Below are the records; copy each line in them that holds the word "является".

----- DATA ENTRIES -----

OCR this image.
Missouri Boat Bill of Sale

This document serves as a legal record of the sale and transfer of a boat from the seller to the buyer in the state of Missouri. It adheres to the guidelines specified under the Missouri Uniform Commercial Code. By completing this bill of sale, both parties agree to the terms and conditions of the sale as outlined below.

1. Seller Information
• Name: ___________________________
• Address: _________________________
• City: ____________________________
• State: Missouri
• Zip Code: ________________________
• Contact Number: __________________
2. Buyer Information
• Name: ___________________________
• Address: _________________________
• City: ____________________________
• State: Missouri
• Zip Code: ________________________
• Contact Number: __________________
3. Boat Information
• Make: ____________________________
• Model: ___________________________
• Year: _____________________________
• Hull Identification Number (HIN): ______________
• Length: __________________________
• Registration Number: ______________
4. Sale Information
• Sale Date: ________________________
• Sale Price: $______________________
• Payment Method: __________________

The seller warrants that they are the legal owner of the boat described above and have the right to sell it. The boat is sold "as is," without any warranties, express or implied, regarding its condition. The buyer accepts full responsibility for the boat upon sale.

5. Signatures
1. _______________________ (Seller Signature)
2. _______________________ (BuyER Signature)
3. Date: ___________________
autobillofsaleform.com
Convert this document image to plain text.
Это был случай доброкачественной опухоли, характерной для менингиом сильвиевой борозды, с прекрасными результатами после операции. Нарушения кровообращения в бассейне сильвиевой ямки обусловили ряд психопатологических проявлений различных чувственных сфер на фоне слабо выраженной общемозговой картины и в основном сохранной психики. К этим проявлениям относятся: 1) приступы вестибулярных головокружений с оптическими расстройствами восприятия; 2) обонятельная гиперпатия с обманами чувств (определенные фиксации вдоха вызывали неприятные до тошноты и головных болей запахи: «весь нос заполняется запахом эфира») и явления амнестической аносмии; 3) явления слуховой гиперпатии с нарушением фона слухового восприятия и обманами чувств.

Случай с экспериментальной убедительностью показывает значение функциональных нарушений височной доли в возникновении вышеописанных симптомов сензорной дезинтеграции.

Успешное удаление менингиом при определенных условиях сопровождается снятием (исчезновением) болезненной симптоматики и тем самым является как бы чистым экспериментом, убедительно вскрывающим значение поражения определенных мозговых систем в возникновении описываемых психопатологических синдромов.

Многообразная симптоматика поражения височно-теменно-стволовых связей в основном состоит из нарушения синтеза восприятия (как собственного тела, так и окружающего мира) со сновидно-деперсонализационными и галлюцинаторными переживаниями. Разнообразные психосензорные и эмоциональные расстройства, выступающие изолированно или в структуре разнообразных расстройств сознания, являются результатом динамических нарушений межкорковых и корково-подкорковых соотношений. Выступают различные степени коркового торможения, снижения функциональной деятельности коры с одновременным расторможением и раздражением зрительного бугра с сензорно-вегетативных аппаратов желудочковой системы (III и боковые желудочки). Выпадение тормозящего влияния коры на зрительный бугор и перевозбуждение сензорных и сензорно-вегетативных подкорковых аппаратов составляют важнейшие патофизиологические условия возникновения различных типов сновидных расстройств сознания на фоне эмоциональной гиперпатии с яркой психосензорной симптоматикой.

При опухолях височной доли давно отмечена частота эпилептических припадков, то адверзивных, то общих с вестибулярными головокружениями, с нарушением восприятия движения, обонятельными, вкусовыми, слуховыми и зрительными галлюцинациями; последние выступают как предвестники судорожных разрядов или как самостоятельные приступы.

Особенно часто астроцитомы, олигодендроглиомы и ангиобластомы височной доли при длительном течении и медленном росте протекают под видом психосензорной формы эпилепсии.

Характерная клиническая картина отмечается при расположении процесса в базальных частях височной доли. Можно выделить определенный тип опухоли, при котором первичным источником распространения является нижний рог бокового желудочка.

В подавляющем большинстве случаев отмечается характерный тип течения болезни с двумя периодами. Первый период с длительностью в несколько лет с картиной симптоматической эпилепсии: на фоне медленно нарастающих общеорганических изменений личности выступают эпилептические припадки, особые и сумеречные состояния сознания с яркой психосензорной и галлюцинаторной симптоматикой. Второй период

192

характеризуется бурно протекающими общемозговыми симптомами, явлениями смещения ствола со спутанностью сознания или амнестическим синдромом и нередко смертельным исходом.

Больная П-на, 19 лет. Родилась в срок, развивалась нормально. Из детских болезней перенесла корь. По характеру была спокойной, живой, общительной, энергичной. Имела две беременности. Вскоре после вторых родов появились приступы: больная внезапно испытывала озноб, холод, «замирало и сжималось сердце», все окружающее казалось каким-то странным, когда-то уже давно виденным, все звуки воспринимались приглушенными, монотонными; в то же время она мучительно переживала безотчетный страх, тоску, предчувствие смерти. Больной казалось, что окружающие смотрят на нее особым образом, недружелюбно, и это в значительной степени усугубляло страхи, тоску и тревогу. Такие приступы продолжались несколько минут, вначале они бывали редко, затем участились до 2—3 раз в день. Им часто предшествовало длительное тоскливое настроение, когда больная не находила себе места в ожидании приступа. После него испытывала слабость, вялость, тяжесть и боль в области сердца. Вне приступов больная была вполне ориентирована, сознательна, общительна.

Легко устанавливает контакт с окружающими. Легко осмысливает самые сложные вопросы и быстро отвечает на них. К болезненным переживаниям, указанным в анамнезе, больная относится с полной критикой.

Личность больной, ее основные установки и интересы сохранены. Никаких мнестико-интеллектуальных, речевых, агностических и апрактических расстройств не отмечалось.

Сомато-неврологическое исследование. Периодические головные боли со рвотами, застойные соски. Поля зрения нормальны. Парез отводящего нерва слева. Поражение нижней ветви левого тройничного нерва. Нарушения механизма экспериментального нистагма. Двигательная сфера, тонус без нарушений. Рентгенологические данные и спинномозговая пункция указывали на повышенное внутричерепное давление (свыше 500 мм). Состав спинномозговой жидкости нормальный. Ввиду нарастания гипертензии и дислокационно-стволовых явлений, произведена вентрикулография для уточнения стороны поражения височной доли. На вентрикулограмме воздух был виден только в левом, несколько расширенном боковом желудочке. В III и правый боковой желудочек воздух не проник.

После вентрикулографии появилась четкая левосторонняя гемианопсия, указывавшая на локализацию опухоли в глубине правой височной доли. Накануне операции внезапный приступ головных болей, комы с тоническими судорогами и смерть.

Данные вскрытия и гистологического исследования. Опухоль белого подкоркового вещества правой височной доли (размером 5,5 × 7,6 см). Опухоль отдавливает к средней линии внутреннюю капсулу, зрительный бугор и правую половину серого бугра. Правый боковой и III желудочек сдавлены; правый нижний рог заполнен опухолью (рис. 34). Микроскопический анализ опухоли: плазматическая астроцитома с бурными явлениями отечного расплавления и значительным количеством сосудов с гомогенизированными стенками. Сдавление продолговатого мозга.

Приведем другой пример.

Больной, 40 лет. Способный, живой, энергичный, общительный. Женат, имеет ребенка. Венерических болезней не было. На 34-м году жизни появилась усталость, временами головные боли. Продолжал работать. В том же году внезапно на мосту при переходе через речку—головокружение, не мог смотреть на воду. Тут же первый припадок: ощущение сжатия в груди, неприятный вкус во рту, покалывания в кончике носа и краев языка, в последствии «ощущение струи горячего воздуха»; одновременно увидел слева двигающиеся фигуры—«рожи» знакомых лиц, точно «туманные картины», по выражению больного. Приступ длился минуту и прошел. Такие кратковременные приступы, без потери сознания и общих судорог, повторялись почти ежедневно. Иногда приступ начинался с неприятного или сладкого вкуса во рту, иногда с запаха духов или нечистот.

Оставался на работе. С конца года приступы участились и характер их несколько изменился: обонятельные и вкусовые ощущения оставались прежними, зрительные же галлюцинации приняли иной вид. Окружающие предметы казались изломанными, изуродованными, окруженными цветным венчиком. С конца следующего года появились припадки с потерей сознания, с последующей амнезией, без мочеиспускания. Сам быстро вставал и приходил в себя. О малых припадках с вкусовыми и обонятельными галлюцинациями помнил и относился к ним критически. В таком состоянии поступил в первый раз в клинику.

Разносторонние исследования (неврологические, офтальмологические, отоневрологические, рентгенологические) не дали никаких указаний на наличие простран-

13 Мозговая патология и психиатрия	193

-----

→ TASK ANSWER
Успешное удаление менингиом при определенных условиях сопровождается снятием (исчезновением) болезненной симптоматики и тем самым является как бы чистым экспериментом, убедительно вскрывающим значение поражения определенных мозговых систем в возникновении описываемых психопатологических синдромов.
Характерная клиническая картина отмечается при расположении процесса в базальных частях височной доли. Можно выделить определенный тип опухоли, при котором первичным источником распространения является нижний рог бокового желудочка.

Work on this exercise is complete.